▶ Extracted records:
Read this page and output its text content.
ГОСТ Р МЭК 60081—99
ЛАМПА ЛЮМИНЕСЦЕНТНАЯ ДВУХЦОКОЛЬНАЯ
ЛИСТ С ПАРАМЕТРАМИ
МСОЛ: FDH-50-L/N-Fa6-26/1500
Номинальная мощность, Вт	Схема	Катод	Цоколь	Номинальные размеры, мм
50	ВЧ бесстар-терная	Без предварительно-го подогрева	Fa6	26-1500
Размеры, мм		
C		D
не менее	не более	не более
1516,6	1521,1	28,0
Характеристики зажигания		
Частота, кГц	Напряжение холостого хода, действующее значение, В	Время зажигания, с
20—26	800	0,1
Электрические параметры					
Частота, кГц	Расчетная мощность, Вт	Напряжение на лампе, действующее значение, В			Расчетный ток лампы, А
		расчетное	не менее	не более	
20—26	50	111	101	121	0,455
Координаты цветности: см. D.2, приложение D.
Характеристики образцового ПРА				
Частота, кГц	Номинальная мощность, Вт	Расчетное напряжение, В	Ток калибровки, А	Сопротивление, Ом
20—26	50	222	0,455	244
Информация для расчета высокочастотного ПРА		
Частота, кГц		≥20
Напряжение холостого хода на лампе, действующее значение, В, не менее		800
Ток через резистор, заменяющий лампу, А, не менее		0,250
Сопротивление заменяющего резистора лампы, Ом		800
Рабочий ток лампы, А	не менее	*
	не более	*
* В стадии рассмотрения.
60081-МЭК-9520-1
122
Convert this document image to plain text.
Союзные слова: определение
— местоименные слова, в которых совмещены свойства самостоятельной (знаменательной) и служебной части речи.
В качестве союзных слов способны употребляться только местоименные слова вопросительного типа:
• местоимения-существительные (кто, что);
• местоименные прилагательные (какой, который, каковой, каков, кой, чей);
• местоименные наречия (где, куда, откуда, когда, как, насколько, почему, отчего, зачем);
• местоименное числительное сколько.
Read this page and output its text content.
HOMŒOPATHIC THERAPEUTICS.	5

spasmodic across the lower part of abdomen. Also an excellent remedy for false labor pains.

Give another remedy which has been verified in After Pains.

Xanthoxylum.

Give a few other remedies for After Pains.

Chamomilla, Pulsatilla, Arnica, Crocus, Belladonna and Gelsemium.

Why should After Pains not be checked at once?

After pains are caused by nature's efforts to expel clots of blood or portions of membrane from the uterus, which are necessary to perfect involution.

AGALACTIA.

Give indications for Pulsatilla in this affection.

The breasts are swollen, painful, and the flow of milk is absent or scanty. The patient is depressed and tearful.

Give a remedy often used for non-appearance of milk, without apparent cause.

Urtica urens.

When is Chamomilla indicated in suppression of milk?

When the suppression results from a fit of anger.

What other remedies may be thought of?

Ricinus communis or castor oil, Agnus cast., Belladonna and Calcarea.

▶ Task prompt:
Every entry above should be retyped exactly as shown.

▶ Output for this exercise:
Read this page and output its text content.
ГОСТ Р МЭК 60081—99
ЛАМПА ЛЮМИНЕСЦЕНТНАЯ ДВУХЦОКОЛЬНАЯ
ЛИСТ С ПАРАМЕТРАМИ
МСОЛ: FDH-50-L/N-Fa6-26/1500
Номинальная мощность, Вт	Схема	Катод	Цоколь	Номинальные размеры, мм
50	ВЧ бесстар-терная	Без предварительно-го подогрева	Fa6	26-1500
Размеры, мм		
C		D
не менее	не более	не более
1516,6	1521,1	28,0
Характеристики зажигания		
Частота, кГц	Напряжение холостого хода, действующее значение, В	Время зажигания, с
20—26	800	0,1
Электрические параметры					
Частота, кГц	Расчетная мощность, Вт	Напряжение на лампе, действующее значение, В			Расчетный ток лампы, А
		расчетное	не менее	не более	
20—26	50	111	101	121	0,455
Координаты цветности: см. D.2, приложение D.
Характеристики образцового ПРА				
Частота, кГц	Номинальная мощность, Вт	Расчетное напряжение, В	Ток калибровки, А	Сопротивление, Ом
20—26	50	222	0,455	244
Информация для расчета высокочастотного ПРА		
Частота, кГц		≥20
Напряжение холостого хода на лампе, действующее значение, В, не менее		800
Ток через резистор, заменяющий лампу, А, не менее		0,250
Сопротивление заменяющего резистора лампы, Ом		800
Рабочий ток лампы, А	не менее	*
	не более	*
* В стадии рассмотрения.
60081-МЭК-9520-1
122
Convert this document image to plain text.
Союзные слова: определение
— местоименные слова, в которых совмещены свойства самостоятельной (знаменательной) и служебной части речи.
В качестве союзных слов способны употребляться только местоименные слова вопросительного типа:
• местоимения-существительные (кто, что);
• местоименные прилагательные (какой, который, каковой, каков, кой, чей);
• местоименные наречия (где, куда, откуда, когда, как, насколько, почему, отчего, зачем);
• местоименное числительное сколько.
Read this page and output its text content.
HOMŒOPATHIC THERAPEUTICS.	5

spasmodic across the lower part of abdomen. Also an excellent remedy for false labor pains.

Give another remedy which has been verified in After Pains.

Xanthoxylum.

Give a few other remedies for After Pains.

Chamomilla, Pulsatilla, Arnica, Crocus, Belladonna and Gelsemium.

Why should After Pains not be checked at once?

After pains are caused by nature's efforts to expel clots of blood or portions of membrane from the uterus, which are necessary to perfect involution.

AGALACTIA.

Give indications for Pulsatilla in this affection.

The breasts are swollen, painful, and the flow of milk is absent or scanty. The patient is depressed and tearful.

Give a remedy often used for non-appearance of milk, without apparent cause.

Urtica urens.

When is Chamomilla indicated in suppression of milk?

When the suppression results from a fit of anger.

What other remedies may be thought of?

Ricinus communis or castor oil, Agnus cast., Belladonna and Calcarea.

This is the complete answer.